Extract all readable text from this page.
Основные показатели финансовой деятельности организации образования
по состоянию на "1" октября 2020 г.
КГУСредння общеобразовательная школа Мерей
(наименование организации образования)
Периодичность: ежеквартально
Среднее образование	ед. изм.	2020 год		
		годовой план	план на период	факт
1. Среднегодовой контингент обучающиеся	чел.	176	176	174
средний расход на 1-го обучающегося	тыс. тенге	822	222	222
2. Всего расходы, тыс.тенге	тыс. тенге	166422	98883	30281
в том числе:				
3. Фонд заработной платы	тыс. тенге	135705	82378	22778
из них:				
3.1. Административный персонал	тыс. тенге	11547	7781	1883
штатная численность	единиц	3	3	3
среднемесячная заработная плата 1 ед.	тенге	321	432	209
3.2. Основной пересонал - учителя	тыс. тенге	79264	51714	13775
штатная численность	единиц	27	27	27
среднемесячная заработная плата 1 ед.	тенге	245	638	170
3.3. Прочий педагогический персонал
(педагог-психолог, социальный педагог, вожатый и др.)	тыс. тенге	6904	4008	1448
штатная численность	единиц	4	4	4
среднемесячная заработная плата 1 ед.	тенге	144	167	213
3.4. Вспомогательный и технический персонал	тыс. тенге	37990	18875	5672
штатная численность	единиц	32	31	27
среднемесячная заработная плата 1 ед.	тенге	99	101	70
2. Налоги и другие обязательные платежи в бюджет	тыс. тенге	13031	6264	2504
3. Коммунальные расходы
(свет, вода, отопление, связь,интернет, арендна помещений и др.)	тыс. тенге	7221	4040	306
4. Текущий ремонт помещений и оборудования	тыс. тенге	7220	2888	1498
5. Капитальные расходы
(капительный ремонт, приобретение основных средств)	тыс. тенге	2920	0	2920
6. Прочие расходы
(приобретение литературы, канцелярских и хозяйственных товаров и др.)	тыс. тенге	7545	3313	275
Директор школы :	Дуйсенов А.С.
* * *
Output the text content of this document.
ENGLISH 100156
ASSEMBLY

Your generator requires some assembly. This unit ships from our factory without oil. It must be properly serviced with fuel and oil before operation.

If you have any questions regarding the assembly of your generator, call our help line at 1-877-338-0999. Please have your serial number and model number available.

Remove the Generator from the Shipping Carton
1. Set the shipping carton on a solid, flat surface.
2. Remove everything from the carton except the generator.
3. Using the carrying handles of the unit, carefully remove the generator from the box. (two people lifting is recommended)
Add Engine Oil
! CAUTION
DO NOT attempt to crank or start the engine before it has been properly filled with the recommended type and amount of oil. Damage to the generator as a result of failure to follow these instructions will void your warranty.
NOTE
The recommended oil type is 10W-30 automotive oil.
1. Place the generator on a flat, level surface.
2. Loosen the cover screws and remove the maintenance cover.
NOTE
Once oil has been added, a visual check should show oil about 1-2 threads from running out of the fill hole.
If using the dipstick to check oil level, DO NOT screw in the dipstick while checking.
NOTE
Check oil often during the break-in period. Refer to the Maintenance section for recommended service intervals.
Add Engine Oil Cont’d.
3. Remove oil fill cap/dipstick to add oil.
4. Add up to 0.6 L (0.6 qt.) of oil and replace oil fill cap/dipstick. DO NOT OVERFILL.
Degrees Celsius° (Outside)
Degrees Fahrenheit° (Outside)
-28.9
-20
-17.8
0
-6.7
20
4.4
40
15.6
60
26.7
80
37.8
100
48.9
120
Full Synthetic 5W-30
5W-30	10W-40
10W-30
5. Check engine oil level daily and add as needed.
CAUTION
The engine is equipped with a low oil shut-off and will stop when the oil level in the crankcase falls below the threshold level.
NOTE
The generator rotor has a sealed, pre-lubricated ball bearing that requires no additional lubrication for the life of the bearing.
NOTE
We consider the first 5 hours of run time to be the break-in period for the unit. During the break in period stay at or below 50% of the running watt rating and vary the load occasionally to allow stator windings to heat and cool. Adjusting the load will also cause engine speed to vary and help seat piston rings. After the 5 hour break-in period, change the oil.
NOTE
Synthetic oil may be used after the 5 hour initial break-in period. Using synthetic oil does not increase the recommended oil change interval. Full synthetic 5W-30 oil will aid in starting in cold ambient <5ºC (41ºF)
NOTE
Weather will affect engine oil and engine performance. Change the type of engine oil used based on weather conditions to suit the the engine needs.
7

→ Challenge
From the entries above, pull out each line that includes "been".

→ Solution to the exercise
DO NOT attempt to crank or start the engine before it has been properly filled with the recommended type and amount of oil. Damage to the generator as a result of failure to follow these instructions will void your warranty.
Once oil has been added, a visual check should show oil about 1-2 threads from running out of the fill hole.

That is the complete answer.